— begin Extracted records —

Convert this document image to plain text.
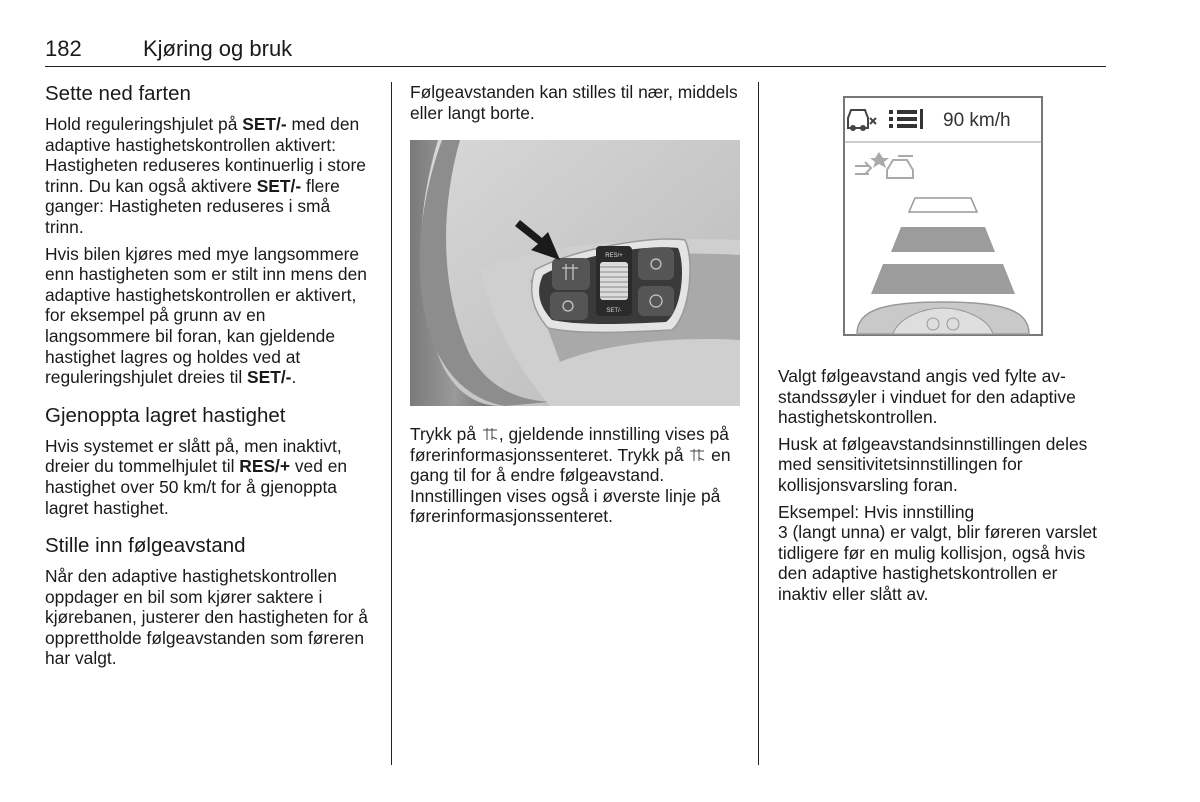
182	Kjøring og bruk
Sette ned farten

Hold reguleringshjulet på SET/- med den adaptive hastighetskontrollen aktivert: Hastigheten reduseres kontinuerlig i store trinn. Du kan også aktivere SET/- flere ganger: Hastigheten reduseres i små trinn.

Hvis bilen kjøres med mye langsommere enn hastigheten som er stilt inn mens den adaptive hastighetskontrollen er aktivert, for eksempel på grunn av en langsommere bil foran, kan gjeldende hastighet lagres og holdes ved at reguleringshjulet dreies til SET/-.

Gjenoppta lagret hastighet

Hvis systemet er slått på, men inaktivt, dreier du tommelhjulet til RES/+ ved en hastighet over 50 km/t for å gjenoppta lagret hastighet.

Stille inn følgeavstand

Når den adaptive hastighetskontrollen oppdager en bil som kjører saktere i kjørebanen, justerer den hastigheten for å opprettholde følgeavstanden som føreren har valgt.

Følgeavstanden kan stilles til nær, middels eller langt borte.

RES/+
SET/-

Trykk på , gjeldende innstilling vises på førerinformasjonssenteret. Trykk på  en gang til for å endre følgeavstand. Innstillingen vises også i øverste linje på førerinformasjonssenteret.

90 km/h

Valgt følgeavstand angis ved fylte avstandssøyler i vinduet for den adaptive hastighetskontrollen.

Husk at følgeavstandsinnstillingen deles med sensitivitetsinnstillingen for kollisjonsvarsling foran.

Eksempel: Hvis innstilling
3 (langt unna) er valgt, blir føreren varslet tidligere før en mulig kollisjon, også hvis den adaptive hastighetskontrollen er inaktiv eller slått av.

— end Extracted records —

What is being asked
Restate the full listing verbatim and drop every picture.

Written answer
Convert this document image to plain text.
182	Kjøring og bruk
Sette ned farten

Hold reguleringshjulet på SET/- med den adaptive hastighetskontrollen aktivert: Hastigheten reduseres kontinuerlig i store trinn. Du kan også aktivere SET/- flere ganger: Hastigheten reduseres i små trinn.

Hvis bilen kjøres med mye langsommere enn hastigheten som er stilt inn mens den adaptive hastighetskontrollen er aktivert, for eksempel på grunn av en langsommere bil foran, kan gjeldende hastighet lagres og holdes ved at reguleringshjulet dreies til SET/-.

Gjenoppta lagret hastighet

Hvis systemet er slått på, men inaktivt, dreier du tommelhjulet til RES/+ ved en hastighet over 50 km/t for å gjenoppta lagret hastighet.

Stille inn følgeavstand

Når den adaptive hastighetskontrollen oppdager en bil som kjører saktere i kjørebanen, justerer den hastigheten for å opprettholde følgeavstanden som føreren har valgt.

Følgeavstanden kan stilles til nær, middels eller langt borte.

RES/+
SET/-

Trykk på , gjeldende innstilling vises på førerinformasjonssenteret. Trykk på  en gang til for å endre følgeavstand. Innstillingen vises også i øverste linje på førerinformasjonssenteret.

90 km/h

Valgt følgeavstand angis ved fylte avstandssøyler i vinduet for den adaptive hastighetskontrollen.

Husk at følgeavstandsinnstillingen deles med sensitivitetsinnstillingen for kollisjonsvarsling foran.

Eksempel: Hvis innstilling
3 (langt unna) er valgt, blir føreren varslet tidligere før en mulig kollisjon, også hvis den adaptive hastighetskontrollen er inaktiv eller slått av.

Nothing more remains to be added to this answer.